STATED PROBLEM A
Which regions of the world does the sentence beginning "In virtually every area of the world" in the Pew poll text below name?

##########

The new comprehensive worldwide Pew poll of public opinion conclusively disproves both of those views. The polling data demonstrates that while America’s standing in the world is dangerously low on every continent in the world (the sole exception being Christian nations in Africa), pervasive anti-American sentiment has emerged only in the last six years. Prior to the Bush administration, America was respected and admired in most of the world, its values a source of inspiration, the ideals it espoused a source of widespread respect. Those are just facts.

The collapse of America’s moral standing in the world — the intense and widespread contempt in which we are held — is, without question, a direct by-product of our behavior over the last six years. While America, like every country, has made mistakes and engaged in wrongful behavior prior to that, it was viewed by an overwhelming majority of people in the world as a net force for good. Far from the claim by neoconservatives and their allies that the “international community” is intrinsically anti-American no matter what we do — and we should therefore ignore it and express our contempt for it — the widespread respect America commanded and the admiration for our values was, prior to George W. Bush, a vital ingredient of our national security and ability to protect our interests.

Initially, simply compare the percentages of people around the world, on every continent, who held favorable views of the United States in 1999-2000, versus the staggeringly small percentages who hold such views a mere seven years later:

The picture that emerges here is conclusively clear. In virtually every area of the world — Western Europe, Eastern Europe, Latin America and Asia — overwhelming majorities of people viewed the U.S. favorably prior to the Bush presidency. But in virtually every single country in each of those regions, the percentage which now views the U.S. favorably has collapsed, and is now confined only to minorities, often tiny minorities.

The precipitous drop in U.S. credibility — from levels of great respect to levels of widespread contempt — is as stark among America’s traditional allies as it is in less friendly regions. Contrary to claims found among both America’s right and some on Europe’s left, the U.S. enjoyed great moral credibility among its Western European allies prior to the Bush presidency:

Even with regard to the Muslim world, where data is sketchy, the esteem in which America is held is staggeringly low — but that, too, is a recent development. America’s favorability rating in Turkey, for instance, was a robust 52% in 2000, and has now collapsed completely to a startling 9%. The trend is the same in Indonesia (75% to 29%) and similar even in natural U.S. allies such as Kuwait (63% to 46%).

It is only in Africa where U.S. popularity remains high, but even there, perceptions of America depend upon one’s religious affiliation, with African Chrisitans (on whose side we are perceived to be) viewing the U.S. favorably while Africa’s Muslims (who perceive us as hostile to them) have the opposite view:

(A similar trend is apparent in Lebanon, where almost all favorability perceptions are found among Lebanese Christians, while Lebanese Shiites are almost uniformly hostile, with Sunnis split).

##########

STATED PROBLEM B
Please output, unchanged, the lines of the listing below from the line with "layer-item[interactable]: ◉ Слой12" up to and including the line with "color-swatch-grid[interactable] [83,118,167,158]".

##########

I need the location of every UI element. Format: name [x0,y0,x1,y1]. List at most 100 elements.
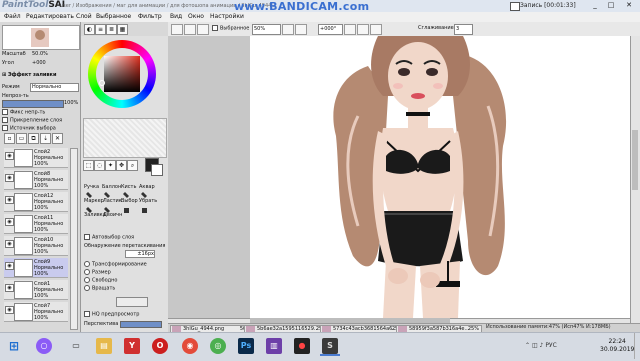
layer-item[interactable]: ◉ Слой12 Нормально 100% [4,192,68,212]
task-view-icon[interactable]: ▭ [68,338,84,354]
menu-file[interactable]: Файл [4,13,21,20]
eye-icon[interactable]: ◉ [5,284,14,292]
color-swatch-grid[interactable] [83,118,167,158]
layer-info: Слой1 Нормально 100% [34,281,63,299]
selection-toggle[interactable]: Выбранное [212,25,249,32]
record-icon[interactable] [510,2,520,11]
rotation-field[interactable]: +000° [318,24,343,35]
canvas[interactable] [168,36,630,318]
clip-layer-check[interactable]: Прикрепление слоя [2,117,62,124]
resize-option[interactable]: Размер [84,269,111,276]
color-picker-cursor[interactable] [99,80,105,86]
volume-icon[interactable]: ♪ [540,342,544,349]
new-layer-icon[interactable]: ▫ [4,133,15,144]
rotate-left-icon[interactable] [344,24,356,35]
sai-icon[interactable]: S [322,338,338,354]
canvas-toolbar: Выбранное 50% +000° Сглаживание 3 [168,22,640,37]
layer-item[interactable]: ◉ Слой1 Нормально 100% [4,280,68,300]
blend-mode-select[interactable]: Нормально [30,83,79,92]
alice-icon[interactable]: ○ [36,338,52,354]
apply-button[interactable] [116,297,148,307]
eye-icon[interactable]: ◉ [5,152,14,160]
photoshop-icon[interactable]: Ps [238,338,254,354]
layer-item[interactable]: ◉ Слой2 Нормально 100% [4,148,68,168]
maximize-icon[interactable]: □ [604,1,618,10]
select-rect-icon[interactable]: ⬚ [83,160,94,171]
zoom-field[interactable]: 50% [252,24,281,35]
zoom-in-icon[interactable] [295,24,307,35]
magic-wand-icon[interactable]: ✦ [105,160,116,171]
rgb-slider-icon[interactable]: ≡ [95,24,106,35]
rotate-right-icon[interactable] [357,24,369,35]
layer-item[interactable]: ◉ Слой7 Нормально 100% [4,302,68,322]
auto-select-layer[interactable]: Автовыбор слоя [84,234,134,241]
eye-icon[interactable]: ◉ [5,174,14,182]
close-icon[interactable]: ✕ [622,1,636,10]
menu-edit[interactable]: Редактировать [26,13,74,20]
eye-icon[interactable]: ◉ [5,240,14,248]
network-icon[interactable]: ◫ [532,342,538,349]
opacity-slider[interactable] [2,100,64,108]
perspective-label: Перспектива [84,321,119,327]
lasso-icon[interactable]: ◌ [94,160,105,171]
delete-layer-icon[interactable]: ✕ [52,133,63,144]
smoothing-field[interactable]: 3 [454,24,473,35]
layer-scrollbar[interactable] [70,148,78,330]
clock[interactable]: 22:24 30.09.2019 [600,338,634,354]
yandex-browser-icon[interactable]: Y [124,338,140,354]
selection-source-check[interactable]: Источник выбора [2,125,56,132]
zoom-out-icon[interactable] [282,24,294,35]
layer-item[interactable]: ◉ Слой8 Нормально 100% [4,170,68,190]
opera-icon[interactable]: O [152,338,168,354]
move-icon[interactable]: ✥ [116,160,127,171]
menu-settings[interactable]: Настройки [210,13,244,20]
perspective-slider[interactable] [120,321,162,328]
bandicam-icon[interactable]: ● [294,338,310,354]
layer-item[interactable]: ◉ Слой10 Нормально 100% [4,236,68,256]
menu-window[interactable]: Окно [188,13,204,20]
eye-icon[interactable]: ◉ [5,196,14,204]
eye-icon[interactable]: ◉ [5,306,14,314]
menu-selection[interactable]: Выбранное [96,13,131,20]
background-color[interactable] [151,164,163,176]
lock-opacity-check[interactable]: Фикс непр-ть [2,109,45,116]
menu-filter[interactable]: Фильтр [138,13,162,20]
yandex-icon[interactable]: ◉ [182,338,198,354]
menu-layer[interactable]: Слой [76,13,92,20]
angle-value[interactable]: +000 [32,60,46,66]
layer-item[interactable]: ◉ Слой9 Нормально 100% [4,258,68,278]
deselect-icon[interactable] [197,24,209,35]
file-explorer-icon[interactable]: ▤ [96,338,112,354]
eye-icon[interactable]: ◉ [5,262,14,270]
flip-icon[interactable] [370,24,382,35]
hsv-slider-icon[interactable]: ≣ [106,24,117,35]
color-wheel-icon[interactable]: ◐ [84,24,95,35]
minimize-icon[interactable]: _ [588,1,602,10]
eye-icon[interactable]: ◉ [5,218,14,226]
navigator-preview[interactable] [2,25,80,50]
undo-icon[interactable] [171,24,183,35]
menu-view[interactable]: Вид [170,13,182,20]
free-option[interactable]: Свободно [84,277,117,284]
scale-value[interactable]: 50.0% [32,51,48,57]
start-icon[interactable]: ⊞ [6,338,22,354]
copy-layer-icon[interactable]: ⧉ [28,133,39,144]
palette-icon[interactable]: ▦ [117,24,128,35]
layer-item[interactable]: ◉ Слой11 Нормально 100% [4,214,68,234]
saturation-value-square[interactable] [104,56,140,92]
layer-thumbnail [14,193,33,211]
winrar-icon[interactable]: ▥ [266,338,282,354]
merge-down-icon[interactable]: ⇣ [40,133,51,144]
show-desktop-button[interactable] [634,333,640,359]
rotate-option[interactable]: Вращать [84,285,115,292]
tray-arrow-icon[interactable]: ⌃ [525,342,530,349]
new-folder-icon[interactable]: ▭ [16,133,27,144]
overlap-value[interactable]: ±16px [125,250,155,258]
language-indicator[interactable]: РУС [545,342,556,349]
redo-icon[interactable] [184,24,196,35]
vertical-scroll-thumb[interactable] [632,130,638,190]
zoom-tool-icon[interactable]: ⌕ [127,160,138,171]
hq-preview-check[interactable]: HQ предпросмотр [84,311,139,318]
transform-option[interactable]: Трансформирование [84,261,147,268]
chrome-icon[interactable]: ◎ [210,338,226,354]
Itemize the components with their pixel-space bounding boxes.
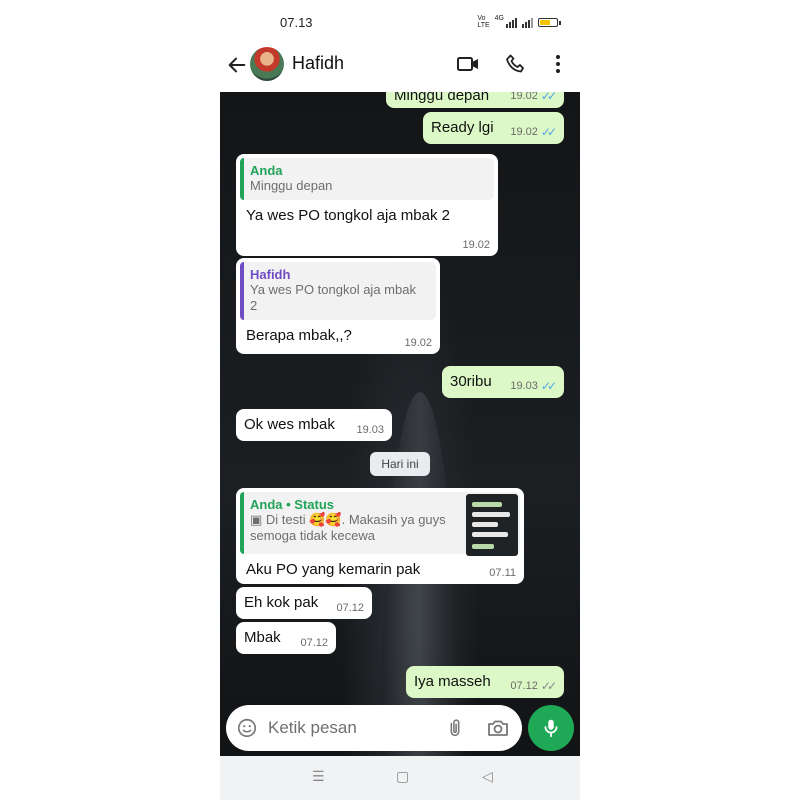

##########

COMPLETE ANSWER A
Western Europe, Eastern Europe, Latin America and Asia.

COMPLETE ANSWER B
layer-item[interactable]: ◉ Слой12 Нормально 100% [4,192,68,212]
task-view-icon[interactable]: ▭ [68,338,84,354]
menu-file[interactable]: Файл [4,13,21,20]
eye-icon[interactable]: ◉ [5,284,14,292]
color-swatch-grid[interactable] [83,118,167,158]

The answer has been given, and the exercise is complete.